→ JOB
Restate each of the lines given below, word for word.

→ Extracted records
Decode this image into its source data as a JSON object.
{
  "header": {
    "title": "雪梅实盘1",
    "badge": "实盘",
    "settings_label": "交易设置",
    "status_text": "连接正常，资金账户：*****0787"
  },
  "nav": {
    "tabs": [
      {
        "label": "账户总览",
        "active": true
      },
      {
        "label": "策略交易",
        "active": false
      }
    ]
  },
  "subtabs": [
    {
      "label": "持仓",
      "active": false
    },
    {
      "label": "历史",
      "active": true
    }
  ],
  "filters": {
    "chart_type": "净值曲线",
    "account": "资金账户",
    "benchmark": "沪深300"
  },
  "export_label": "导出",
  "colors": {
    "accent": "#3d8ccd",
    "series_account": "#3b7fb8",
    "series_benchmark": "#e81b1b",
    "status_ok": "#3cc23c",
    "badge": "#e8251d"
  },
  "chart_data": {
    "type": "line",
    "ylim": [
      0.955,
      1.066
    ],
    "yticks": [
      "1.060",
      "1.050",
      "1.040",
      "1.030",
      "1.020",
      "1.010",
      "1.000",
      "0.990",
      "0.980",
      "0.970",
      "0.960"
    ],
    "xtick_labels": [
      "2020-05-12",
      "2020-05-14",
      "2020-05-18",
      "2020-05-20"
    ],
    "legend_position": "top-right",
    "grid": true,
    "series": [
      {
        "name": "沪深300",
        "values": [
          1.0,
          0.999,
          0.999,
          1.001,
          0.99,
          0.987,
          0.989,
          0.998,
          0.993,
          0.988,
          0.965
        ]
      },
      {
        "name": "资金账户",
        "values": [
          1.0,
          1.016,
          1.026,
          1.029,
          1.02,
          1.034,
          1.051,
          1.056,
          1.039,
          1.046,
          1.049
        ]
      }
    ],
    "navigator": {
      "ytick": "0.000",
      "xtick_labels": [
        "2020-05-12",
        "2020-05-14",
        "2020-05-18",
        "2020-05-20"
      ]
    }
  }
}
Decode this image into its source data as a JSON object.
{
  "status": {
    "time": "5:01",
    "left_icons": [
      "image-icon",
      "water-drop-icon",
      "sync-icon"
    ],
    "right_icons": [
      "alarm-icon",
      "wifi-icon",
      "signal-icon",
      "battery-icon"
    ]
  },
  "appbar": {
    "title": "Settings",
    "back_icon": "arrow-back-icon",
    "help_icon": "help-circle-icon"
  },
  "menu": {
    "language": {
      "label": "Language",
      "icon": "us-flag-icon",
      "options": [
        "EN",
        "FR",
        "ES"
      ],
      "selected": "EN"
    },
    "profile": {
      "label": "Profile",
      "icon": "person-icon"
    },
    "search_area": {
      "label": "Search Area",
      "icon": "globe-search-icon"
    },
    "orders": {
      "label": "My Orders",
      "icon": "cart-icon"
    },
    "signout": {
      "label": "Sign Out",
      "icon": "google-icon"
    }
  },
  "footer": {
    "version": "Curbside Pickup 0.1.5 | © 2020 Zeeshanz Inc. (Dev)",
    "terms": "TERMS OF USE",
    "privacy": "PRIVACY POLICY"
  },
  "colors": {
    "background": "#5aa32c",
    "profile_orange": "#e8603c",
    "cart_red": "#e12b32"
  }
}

→ OUTPUT
Decode this image into its source data as a JSON object.
{
  "header": {
    "title": "雪梅实盘1",
    "badge": "实盘",
    "settings_label": "交易设置",
    "status_text": "连接正常，资金账户：*****0787"
  },
  "nav": {
    "tabs": [
      {
        "label": "账户总览",
        "active": true
      },
      {
        "label": "策略交易",
        "active": false
      }
    ]
  },
  "subtabs": [
    {
      "label": "持仓",
      "active": false
    },
    {
      "label": "历史",
      "active": true
    }
  ],
  "filters": {
    "chart_type": "净值曲线",
    "account": "资金账户",
    "benchmark": "沪深300"
  },
  "export_label": "导出",
  "colors": {
    "accent": "#3d8ccd",
    "series_account": "#3b7fb8",
    "series_benchmark": "#e81b1b",
    "status_ok": "#3cc23c",
    "badge": "#e8251d"
  },
  "chart_data": {
    "type": "line",
    "ylim": [
      0.955,
      1.066
    ],
    "yticks": [
      "1.060",
      "1.050",
      "1.040",
      "1.030",
      "1.020",
      "1.010",
      "1.000",
      "0.990",
      "0.980",
      "0.970",
      "0.960"
    ],
    "xtick_labels": [
      "2020-05-12",
      "2020-05-14",
      "2020-05-18",
      "2020-05-20"
    ],
    "legend_position": "top-right",
    "grid": true,
    "series": [
      {
        "name": "沪深300",
        "values": [
          1.0,
          0.999,
          0.999,
          1.001,
          0.99,
          0.987,
          0.989,
          0.998,
          0.993,
          0.988,
          0.965
        ]
      },
      {
        "name": "资金账户",
        "values": [
          1.0,
          1.016,
          1.026,
          1.029,
          1.02,
          1.034,
          1.051,
          1.056,
          1.039,
          1.046,
          1.049
        ]
      }
    ],
    "navigator": {
      "ytick": "0.000",
      "xtick_labels": [
        "2020-05-12",
        "2020-05-14",
        "2020-05-18",
        "2020-05-20"
      ]
    }
  }
}
Decode this image into its source data as a JSON object.
{
  "status": {
    "time": "5:01",
    "left_icons": [
      "image-icon",
      "water-drop-icon",
      "sync-icon"
    ],
    "right_icons": [
      "alarm-icon",
      "wifi-icon",
      "signal-icon",
      "battery-icon"
    ]
  },
  "appbar": {
    "title": "Settings",
    "back_icon": "arrow-back-icon",
    "help_icon": "help-circle-icon"
  },
  "menu": {
    "language": {
      "label": "Language",
      "icon": "us-flag-icon",
      "options": [
        "EN",
        "FR",
        "ES"
      ],
      "selected": "EN"
    },
    "profile": {
      "label": "Profile",
      "icon": "person-icon"
    },
    "search_area": {
      "label": "Search Area",
      "icon": "globe-search-icon"
    },
    "orders": {
      "label": "My Orders",
      "icon": "cart-icon"
    },
    "signout": {
      "label": "Sign Out",
      "icon": "google-icon"
    }
  },
  "footer": {
    "version": "Curbside Pickup 0.1.5 | © 2020 Zeeshanz Inc. (Dev)",
    "terms": "TERMS OF USE",
    "privacy": "PRIVACY POLICY"
  },
  "colors": {
    "background": "#5aa32c",
    "profile_orange": "#e8603c",
    "cart_red": "#e12b32"
  }
}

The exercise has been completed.